Of the lines in this material, how many contain "ylabel"? Answer with a single number only.

::: MATERIALS PROVIDED

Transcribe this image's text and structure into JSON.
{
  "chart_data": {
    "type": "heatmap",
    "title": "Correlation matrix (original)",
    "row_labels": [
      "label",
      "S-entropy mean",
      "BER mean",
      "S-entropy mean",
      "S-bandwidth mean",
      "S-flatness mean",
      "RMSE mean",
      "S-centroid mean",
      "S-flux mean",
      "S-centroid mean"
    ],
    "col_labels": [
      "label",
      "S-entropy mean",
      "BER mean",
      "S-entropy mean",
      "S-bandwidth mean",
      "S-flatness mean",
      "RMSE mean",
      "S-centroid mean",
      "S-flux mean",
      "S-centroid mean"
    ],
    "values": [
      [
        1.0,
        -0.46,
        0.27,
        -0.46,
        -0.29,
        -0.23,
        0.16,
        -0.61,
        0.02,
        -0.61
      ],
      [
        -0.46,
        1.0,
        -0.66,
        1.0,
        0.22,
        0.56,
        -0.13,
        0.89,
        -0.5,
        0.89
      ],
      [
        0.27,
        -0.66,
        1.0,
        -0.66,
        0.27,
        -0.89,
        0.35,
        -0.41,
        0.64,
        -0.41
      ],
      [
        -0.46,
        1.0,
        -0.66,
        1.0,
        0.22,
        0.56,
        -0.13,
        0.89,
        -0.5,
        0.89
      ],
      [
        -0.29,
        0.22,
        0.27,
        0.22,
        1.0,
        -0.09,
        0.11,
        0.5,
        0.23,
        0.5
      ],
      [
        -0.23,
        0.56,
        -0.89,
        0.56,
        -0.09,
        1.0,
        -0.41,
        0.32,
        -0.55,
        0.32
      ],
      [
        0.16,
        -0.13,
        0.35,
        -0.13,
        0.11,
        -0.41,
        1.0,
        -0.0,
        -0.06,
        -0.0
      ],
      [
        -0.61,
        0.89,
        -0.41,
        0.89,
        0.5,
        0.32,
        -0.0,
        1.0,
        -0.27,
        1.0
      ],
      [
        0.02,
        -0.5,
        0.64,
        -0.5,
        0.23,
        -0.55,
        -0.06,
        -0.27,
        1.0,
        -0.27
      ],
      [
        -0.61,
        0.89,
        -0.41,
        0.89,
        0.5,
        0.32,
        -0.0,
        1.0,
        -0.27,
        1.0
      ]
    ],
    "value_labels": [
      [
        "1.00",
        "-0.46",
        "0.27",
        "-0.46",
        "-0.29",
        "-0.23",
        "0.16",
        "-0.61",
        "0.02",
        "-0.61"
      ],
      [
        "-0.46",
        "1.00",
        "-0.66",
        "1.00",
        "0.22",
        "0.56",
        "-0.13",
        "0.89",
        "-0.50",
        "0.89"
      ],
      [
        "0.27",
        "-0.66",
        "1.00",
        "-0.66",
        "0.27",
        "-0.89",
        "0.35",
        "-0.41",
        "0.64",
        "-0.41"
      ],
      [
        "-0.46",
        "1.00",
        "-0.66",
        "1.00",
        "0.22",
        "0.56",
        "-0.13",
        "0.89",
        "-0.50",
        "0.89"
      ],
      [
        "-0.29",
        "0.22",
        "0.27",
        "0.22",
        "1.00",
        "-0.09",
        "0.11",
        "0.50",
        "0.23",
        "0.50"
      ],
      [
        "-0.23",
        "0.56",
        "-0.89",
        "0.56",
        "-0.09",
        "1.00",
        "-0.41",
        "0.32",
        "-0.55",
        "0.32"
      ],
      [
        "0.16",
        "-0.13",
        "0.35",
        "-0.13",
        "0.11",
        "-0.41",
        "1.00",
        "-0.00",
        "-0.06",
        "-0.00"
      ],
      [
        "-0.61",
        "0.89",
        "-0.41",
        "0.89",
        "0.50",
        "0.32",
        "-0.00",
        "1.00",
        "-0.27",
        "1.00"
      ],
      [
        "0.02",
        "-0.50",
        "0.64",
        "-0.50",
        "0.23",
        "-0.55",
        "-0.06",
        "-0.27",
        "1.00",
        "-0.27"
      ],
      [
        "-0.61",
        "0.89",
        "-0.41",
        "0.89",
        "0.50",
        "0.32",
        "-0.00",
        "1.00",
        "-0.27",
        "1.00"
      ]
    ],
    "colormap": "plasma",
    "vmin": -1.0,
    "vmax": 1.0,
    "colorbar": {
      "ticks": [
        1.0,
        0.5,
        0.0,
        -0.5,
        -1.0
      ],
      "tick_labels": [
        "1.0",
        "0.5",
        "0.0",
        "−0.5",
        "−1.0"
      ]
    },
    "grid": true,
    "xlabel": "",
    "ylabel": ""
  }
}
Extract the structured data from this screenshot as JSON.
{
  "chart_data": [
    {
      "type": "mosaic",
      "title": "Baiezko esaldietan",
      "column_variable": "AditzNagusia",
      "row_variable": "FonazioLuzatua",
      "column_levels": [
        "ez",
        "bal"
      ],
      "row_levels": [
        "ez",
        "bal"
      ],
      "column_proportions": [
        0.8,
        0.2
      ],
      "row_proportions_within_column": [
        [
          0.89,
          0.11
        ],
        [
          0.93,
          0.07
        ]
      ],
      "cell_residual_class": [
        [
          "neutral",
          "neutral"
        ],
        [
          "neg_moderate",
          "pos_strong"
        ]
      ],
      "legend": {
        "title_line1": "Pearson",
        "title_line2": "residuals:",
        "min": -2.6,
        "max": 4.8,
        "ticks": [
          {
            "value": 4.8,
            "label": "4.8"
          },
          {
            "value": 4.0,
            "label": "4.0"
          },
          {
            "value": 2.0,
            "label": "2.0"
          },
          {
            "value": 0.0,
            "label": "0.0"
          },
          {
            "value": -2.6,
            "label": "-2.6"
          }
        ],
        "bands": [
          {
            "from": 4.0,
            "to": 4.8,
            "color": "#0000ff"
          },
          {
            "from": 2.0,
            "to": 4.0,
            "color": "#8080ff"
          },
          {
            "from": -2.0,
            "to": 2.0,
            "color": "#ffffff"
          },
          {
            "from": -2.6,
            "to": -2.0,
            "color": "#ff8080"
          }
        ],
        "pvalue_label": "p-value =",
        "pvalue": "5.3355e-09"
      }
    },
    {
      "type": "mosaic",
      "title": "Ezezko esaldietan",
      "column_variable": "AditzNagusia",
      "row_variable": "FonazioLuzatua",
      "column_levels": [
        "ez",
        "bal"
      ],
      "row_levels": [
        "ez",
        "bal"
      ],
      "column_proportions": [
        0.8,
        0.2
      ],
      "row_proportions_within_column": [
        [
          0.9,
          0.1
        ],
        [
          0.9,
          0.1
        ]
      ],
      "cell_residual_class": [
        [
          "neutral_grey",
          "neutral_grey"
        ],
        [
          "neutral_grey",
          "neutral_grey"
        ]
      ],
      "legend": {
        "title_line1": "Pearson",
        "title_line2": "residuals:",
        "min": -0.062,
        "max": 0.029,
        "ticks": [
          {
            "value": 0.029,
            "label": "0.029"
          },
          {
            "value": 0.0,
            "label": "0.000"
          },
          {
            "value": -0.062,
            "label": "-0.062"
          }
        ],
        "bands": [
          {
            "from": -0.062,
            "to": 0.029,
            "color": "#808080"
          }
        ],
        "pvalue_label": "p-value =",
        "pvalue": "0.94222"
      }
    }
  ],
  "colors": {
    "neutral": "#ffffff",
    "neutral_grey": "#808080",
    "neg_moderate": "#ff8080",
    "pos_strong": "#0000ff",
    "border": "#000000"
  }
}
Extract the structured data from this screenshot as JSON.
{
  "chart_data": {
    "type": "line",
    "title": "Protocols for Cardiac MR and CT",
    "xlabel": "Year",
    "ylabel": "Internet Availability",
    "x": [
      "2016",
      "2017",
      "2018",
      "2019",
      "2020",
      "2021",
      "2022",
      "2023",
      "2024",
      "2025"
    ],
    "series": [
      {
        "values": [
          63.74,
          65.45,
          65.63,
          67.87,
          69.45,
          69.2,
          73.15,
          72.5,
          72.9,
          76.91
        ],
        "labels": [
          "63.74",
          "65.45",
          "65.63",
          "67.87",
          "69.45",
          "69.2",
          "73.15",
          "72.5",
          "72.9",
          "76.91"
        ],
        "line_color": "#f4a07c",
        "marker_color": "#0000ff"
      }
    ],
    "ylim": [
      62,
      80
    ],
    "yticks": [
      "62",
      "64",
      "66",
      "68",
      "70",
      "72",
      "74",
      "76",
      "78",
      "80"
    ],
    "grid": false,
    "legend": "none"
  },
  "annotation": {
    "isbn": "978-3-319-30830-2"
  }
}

::::::

RIGHT ANSWER >> 2